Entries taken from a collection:
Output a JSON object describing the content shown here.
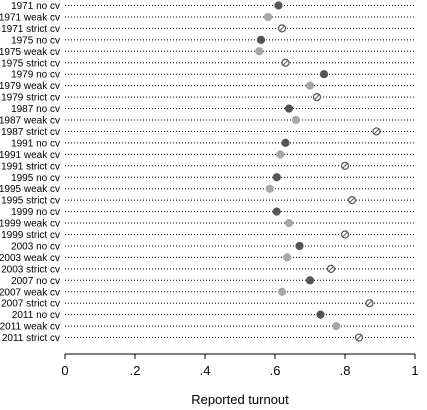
{
  "chart_data": {
    "type": "scatter",
    "subtype": "dot-plot",
    "title": "",
    "xlabel": "Reported turnout",
    "ylabel": "",
    "xlim": [
      0,
      1
    ],
    "xticks": [
      0,
      0.2,
      0.4,
      0.6,
      0.8,
      1
    ],
    "xtick_labels": [
      "0",
      ".2",
      ".4",
      ".6",
      ".8",
      "1"
    ],
    "grid": "dotted horizontal guide line per row",
    "legend": "none",
    "marker_styles": {
      "no cv": {
        "fill": "#555555",
        "stroke": "#555555",
        "shape": "filled-circle"
      },
      "weak cv": {
        "fill": "#a8a8a8",
        "stroke": "#a8a8a8",
        "shape": "filled-circle"
      },
      "strict cv": {
        "fill": "#ffffff",
        "stroke": "#555555",
        "shape": "hollow-circle-with-slash"
      }
    },
    "points": [
      {
        "label": "1971 no cv",
        "value": 0.61,
        "style": "no cv"
      },
      {
        "label": "1971 weak cv",
        "value": 0.58,
        "style": "weak cv"
      },
      {
        "label": "1971 strict cv",
        "value": 0.62,
        "style": "strict cv"
      },
      {
        "label": "1975 no cv",
        "value": 0.56,
        "style": "no cv"
      },
      {
        "label": "1975 weak cv",
        "value": 0.555,
        "style": "weak cv"
      },
      {
        "label": "1975 strict cv",
        "value": 0.63,
        "style": "strict cv"
      },
      {
        "label": "1979 no cv",
        "value": 0.74,
        "style": "no cv"
      },
      {
        "label": "1979 weak cv",
        "value": 0.7,
        "style": "weak cv"
      },
      {
        "label": "1979 strict cv",
        "value": 0.72,
        "style": "strict cv"
      },
      {
        "label": "1987 no cv",
        "value": 0.64,
        "style": "no cv"
      },
      {
        "label": "1987 weak cv",
        "value": 0.66,
        "style": "weak cv"
      },
      {
        "label": "1987 strict cv",
        "value": 0.89,
        "style": "strict cv"
      },
      {
        "label": "1991 no cv",
        "value": 0.63,
        "style": "no cv"
      },
      {
        "label": "1991 weak cv",
        "value": 0.615,
        "style": "weak cv"
      },
      {
        "label": "1991 strict cv",
        "value": 0.8,
        "style": "strict cv"
      },
      {
        "label": "1995 no cv",
        "value": 0.605,
        "style": "no cv"
      },
      {
        "label": "1995 weak cv",
        "value": 0.585,
        "style": "weak cv"
      },
      {
        "label": "1995 strict cv",
        "value": 0.82,
        "style": "strict cv"
      },
      {
        "label": "1999 no cv",
        "value": 0.605,
        "style": "no cv"
      },
      {
        "label": "1999 weak cv",
        "value": 0.64,
        "style": "weak cv"
      },
      {
        "label": "1999 strict cv",
        "value": 0.8,
        "style": "strict cv"
      },
      {
        "label": "2003 no cv",
        "value": 0.67,
        "style": "no cv"
      },
      {
        "label": "2003 weak cv",
        "value": 0.635,
        "style": "weak cv"
      },
      {
        "label": "2003 strict cv",
        "value": 0.76,
        "style": "strict cv"
      },
      {
        "label": "2007 no cv",
        "value": 0.7,
        "style": "no cv"
      },
      {
        "label": "2007 weak cv",
        "value": 0.62,
        "style": "weak cv"
      },
      {
        "label": "2007 strict cv",
        "value": 0.87,
        "style": "strict cv"
      },
      {
        "label": "2011 no cv",
        "value": 0.73,
        "style": "no cv"
      },
      {
        "label": "2011 weak cv",
        "value": 0.775,
        "style": "weak cv"
      },
      {
        "label": "2011 strict cv",
        "value": 0.84,
        "style": "strict cv"
      }
    ]
  }
}
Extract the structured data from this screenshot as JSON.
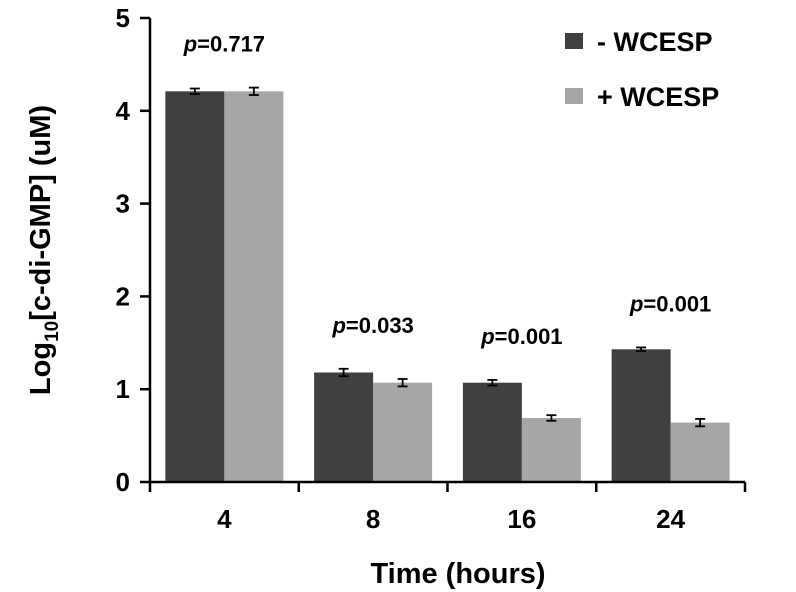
{
  "chart_data": {
    "type": "bar",
    "categories": [
      "4",
      "8",
      "16",
      "24"
    ],
    "series": [
      {
        "name": "- WCESP",
        "values": [
          4.21,
          1.18,
          1.07,
          1.43
        ],
        "errors": [
          0.03,
          0.04,
          0.03,
          0.02
        ],
        "color": "#404040"
      },
      {
        "name": "+ WCESP",
        "values": [
          4.21,
          1.07,
          0.69,
          0.64
        ],
        "errors": [
          0.04,
          0.04,
          0.03,
          0.04
        ],
        "color": "#a6a6a6"
      }
    ],
    "annotations": [
      {
        "category": "4",
        "label": "=0.717"
      },
      {
        "category": "8",
        "label": "=0.033"
      },
      {
        "category": "16",
        "label": "=0.001"
      },
      {
        "category": "24",
        "label": "=0.001"
      }
    ],
    "p_symbol": "p",
    "xlabel": "Time (hours)",
    "ylabel": {
      "prefix": "Log",
      "subscript": "10",
      "suffix": "[c-di-GMP] (uM)"
    },
    "ylim": [
      0,
      5
    ],
    "yticks": [
      "0",
      "1",
      "2",
      "3",
      "4",
      "5"
    ],
    "grid": false,
    "legend_position": "top-right"
  }
}
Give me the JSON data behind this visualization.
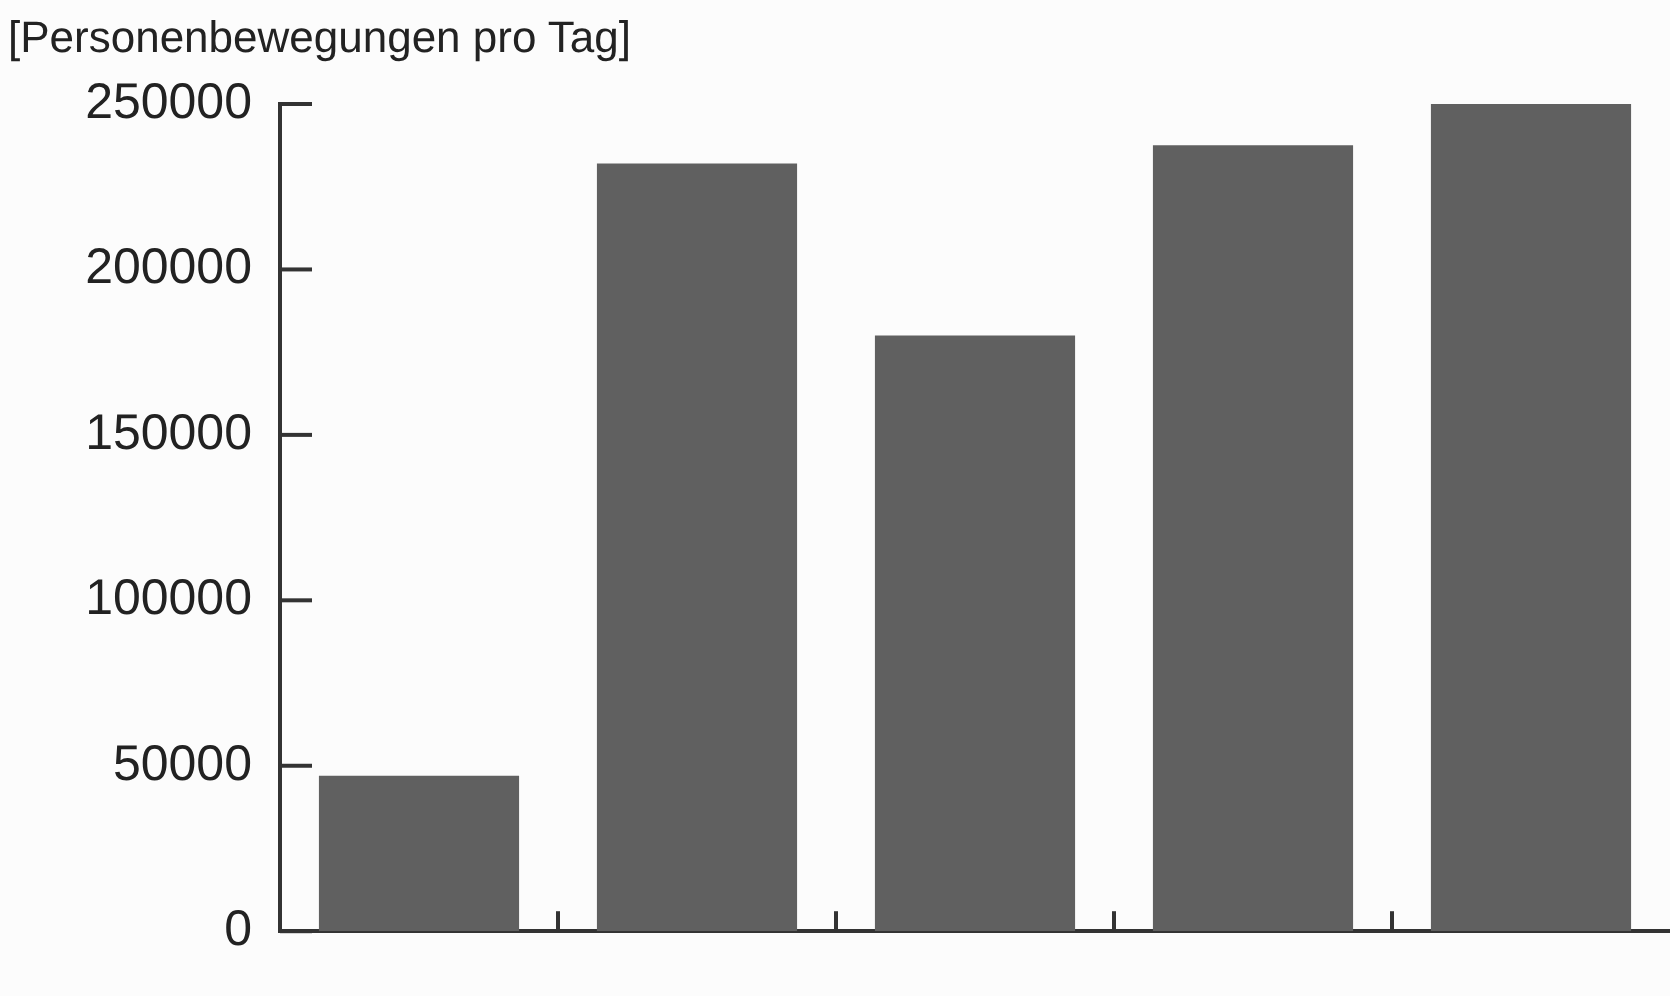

## Task description:
Whichever lines contain the string "this", select and copy them.

## Complete answer:
Extract the structured data from this screenshot as JSON.
Give me the JSON data behind this visualization.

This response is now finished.